= TEXT PROVIDED =
>>>>>
Dynamic update option list from mysql query

[Gazz1982]

Hi all, I was hoping you could point me in the right direction, I have 2 questions.

 

1. I want to have an option drop down which uses the array of a returned sql query. I have the following code which uses onchange to submit the selection, how do I use the mysql_fetch_array($result1) to give a list of the two selected columns in the $Site=array() bit.

 

2. The selected result will be used in more SQL select statements, so once a site from the list is selected the relevant data from other tables will be displayed using e.g. select person from people [some inner join statement] where site="site 1"; Therefore the $_POST value must be available to be passed to other queries once selected.

 

Thanks for any help, I still feel like a noob, but I'm getting there.

 

Gary

<?php include 'header.php'; ?> 
<div class='container'> 
<?php include 'menu.php'; ?> 
<?php include 'connect.php'; ?>
<?php $sql1="SELECT Sites.Site_ID, Sites.Site_name_1 FROM `Sites`"; $result1=mysql_query($sql1); ?>

<?php
  function get_options()
  {
    $site=array('Site 1'=>'Site 1', 'Site 2'=>'Site 2', 'Site 3'=>'Site 3');
    $options='';
    while(list($k,$v)=each($site))
    {
      $options.='<option value="'.$v.'">'.$k.'</option>';
    }
     return $options;
  }
   if(isset($_POST['site']))
    {
    echo $_POST['site'];
  }
?>
<form action="<?php echo $_SERVER['PHP_SELF']; ?>" method="POST">
<select name="site" onchange="this.form.submit();">
<?php echo get_options(); ?>
</select>

[Barand]

use a function which takes an array as its argument. You can then use the same function for sites, people etc by just passing it a different array.

<?php
$sql1="SELECT Site_ID, Site_name_1 FROM `Sites`"; 
$result1=mysql_query($sql1); 
$site_array = array();
while (list($id, $name) = mysql_fetch_row($result1)) {
    $site_array[$id] = $name;
}

function get_options($arr, $current=null) 
{
    $opts = '';
    foreach ($arr as $k => $v) {
        $sel = $k==$current ? 'selected="selected"' : '';
        $opts .= "<option value='k' $sel>$v</option>\n";
    }
    return $opts;
}
?>
<html>
<body>
    <select name='site'>
        <?php echo get_options($site_array);?>
    </select>
</body>
</html>

[Gazz1982]

Thank you, that gets me half way there.

 

Now I have added in the if(isset($_POST['site_array'])) to post the result onchange but it is not echoing the site_array. I only want the selected value from the array so I can use it in another sql query (see question part 2)
<<<<<
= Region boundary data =
>>>>>
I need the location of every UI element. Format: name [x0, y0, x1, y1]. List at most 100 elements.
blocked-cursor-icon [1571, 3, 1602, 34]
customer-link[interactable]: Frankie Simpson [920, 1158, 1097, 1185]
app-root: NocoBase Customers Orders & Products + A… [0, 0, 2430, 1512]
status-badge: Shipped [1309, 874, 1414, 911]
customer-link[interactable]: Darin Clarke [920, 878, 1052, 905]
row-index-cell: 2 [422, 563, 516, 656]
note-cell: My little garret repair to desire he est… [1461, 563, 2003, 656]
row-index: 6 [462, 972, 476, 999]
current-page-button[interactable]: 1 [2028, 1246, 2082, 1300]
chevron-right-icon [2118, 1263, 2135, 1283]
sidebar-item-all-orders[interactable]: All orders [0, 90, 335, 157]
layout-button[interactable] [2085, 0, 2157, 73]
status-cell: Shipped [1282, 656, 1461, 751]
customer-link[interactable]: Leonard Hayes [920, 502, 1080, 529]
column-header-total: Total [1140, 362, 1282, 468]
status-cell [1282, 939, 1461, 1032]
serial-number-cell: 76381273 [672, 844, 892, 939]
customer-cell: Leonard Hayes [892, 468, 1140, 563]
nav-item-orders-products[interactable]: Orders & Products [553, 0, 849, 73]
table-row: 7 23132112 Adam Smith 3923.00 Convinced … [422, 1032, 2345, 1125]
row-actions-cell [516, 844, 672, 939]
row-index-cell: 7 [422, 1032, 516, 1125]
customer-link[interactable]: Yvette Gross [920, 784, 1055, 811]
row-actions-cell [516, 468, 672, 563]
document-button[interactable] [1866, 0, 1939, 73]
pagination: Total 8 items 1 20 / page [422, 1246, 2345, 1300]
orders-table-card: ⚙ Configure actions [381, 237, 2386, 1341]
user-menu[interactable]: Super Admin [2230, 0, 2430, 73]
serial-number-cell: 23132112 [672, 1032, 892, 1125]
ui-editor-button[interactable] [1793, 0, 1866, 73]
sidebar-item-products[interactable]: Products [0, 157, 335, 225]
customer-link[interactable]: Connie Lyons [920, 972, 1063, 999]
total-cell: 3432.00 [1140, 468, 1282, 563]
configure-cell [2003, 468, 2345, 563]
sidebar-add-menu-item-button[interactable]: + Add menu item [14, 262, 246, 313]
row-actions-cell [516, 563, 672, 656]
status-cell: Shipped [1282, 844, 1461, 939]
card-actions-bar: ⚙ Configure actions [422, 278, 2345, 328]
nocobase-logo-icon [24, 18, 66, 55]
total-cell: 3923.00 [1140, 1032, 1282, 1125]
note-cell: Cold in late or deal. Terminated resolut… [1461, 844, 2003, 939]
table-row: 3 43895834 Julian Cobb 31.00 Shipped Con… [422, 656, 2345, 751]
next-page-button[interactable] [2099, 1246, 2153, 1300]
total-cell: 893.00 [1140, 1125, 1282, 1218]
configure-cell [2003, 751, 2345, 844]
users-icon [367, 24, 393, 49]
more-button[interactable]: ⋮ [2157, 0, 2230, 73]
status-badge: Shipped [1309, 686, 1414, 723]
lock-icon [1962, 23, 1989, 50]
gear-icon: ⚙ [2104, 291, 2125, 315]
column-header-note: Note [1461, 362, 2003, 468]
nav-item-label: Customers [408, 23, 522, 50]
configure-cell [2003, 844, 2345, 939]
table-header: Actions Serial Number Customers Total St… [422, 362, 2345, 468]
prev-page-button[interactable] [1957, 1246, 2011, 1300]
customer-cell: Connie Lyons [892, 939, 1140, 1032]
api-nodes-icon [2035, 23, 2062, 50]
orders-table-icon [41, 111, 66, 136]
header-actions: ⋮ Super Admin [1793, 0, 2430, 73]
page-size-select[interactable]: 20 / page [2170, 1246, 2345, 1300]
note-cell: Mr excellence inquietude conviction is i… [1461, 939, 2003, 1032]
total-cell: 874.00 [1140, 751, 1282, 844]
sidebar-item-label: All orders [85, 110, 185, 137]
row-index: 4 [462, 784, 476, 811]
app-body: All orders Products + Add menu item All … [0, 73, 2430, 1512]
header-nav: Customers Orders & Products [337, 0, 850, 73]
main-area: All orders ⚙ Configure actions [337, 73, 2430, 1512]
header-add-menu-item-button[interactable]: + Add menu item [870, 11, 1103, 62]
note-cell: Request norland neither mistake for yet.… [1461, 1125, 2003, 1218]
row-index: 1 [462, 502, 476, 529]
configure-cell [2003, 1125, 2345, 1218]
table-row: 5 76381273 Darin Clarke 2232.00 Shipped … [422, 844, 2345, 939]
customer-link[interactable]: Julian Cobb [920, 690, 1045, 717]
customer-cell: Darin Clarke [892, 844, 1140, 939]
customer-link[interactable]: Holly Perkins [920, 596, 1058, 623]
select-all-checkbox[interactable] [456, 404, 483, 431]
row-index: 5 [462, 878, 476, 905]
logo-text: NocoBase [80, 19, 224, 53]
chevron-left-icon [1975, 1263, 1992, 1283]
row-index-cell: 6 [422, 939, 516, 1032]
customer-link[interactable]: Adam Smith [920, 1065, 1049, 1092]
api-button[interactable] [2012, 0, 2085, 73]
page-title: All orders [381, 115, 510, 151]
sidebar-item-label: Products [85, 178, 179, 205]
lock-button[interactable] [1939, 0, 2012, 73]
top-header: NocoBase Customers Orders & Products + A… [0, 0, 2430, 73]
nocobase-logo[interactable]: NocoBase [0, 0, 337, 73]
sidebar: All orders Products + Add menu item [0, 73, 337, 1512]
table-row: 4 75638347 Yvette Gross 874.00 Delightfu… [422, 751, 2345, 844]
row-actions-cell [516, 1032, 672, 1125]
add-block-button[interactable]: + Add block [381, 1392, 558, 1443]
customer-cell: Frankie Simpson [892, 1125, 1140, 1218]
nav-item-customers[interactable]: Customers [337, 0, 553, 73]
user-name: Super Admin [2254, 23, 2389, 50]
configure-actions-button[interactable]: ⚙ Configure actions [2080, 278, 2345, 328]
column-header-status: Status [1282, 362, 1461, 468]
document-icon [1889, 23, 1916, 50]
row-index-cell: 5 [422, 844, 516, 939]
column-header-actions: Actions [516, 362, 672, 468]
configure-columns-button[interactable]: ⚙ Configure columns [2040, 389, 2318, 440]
<<<<<
= WRITTEN INSTRUCTION A =
Retype the forum thread from "Hi all, I was" to "queries once selected.".
= WRITTEN INSTRUCTION B =
Name every file that the first code block in the forum thread brings in with a PHP include statement.
These items are separate material and are not part of the forum thread.

= WRITTEN ANSWER A =
Hi all, I was hoping you could point me in the right direction, I have 2 questions.

 

1. I want to have an option drop down which uses the array of a returned sql query. I have the following code which uses onchange to submit the selection, how do I use the mysql_fetch_array($result1) to give a list of the two selected columns in the $Site=array() bit.

 

2. The selected result will be used in more SQL select statements, so once a site from the list is selected the relevant data from other tables will be displayed using e.g. select person from people [some inner join statement] where site="site 1"; Therefore the $_POST value must be available to be passed to other queries once selected.

= WRITTEN ANSWER B =
header.php, menu.php, connect.php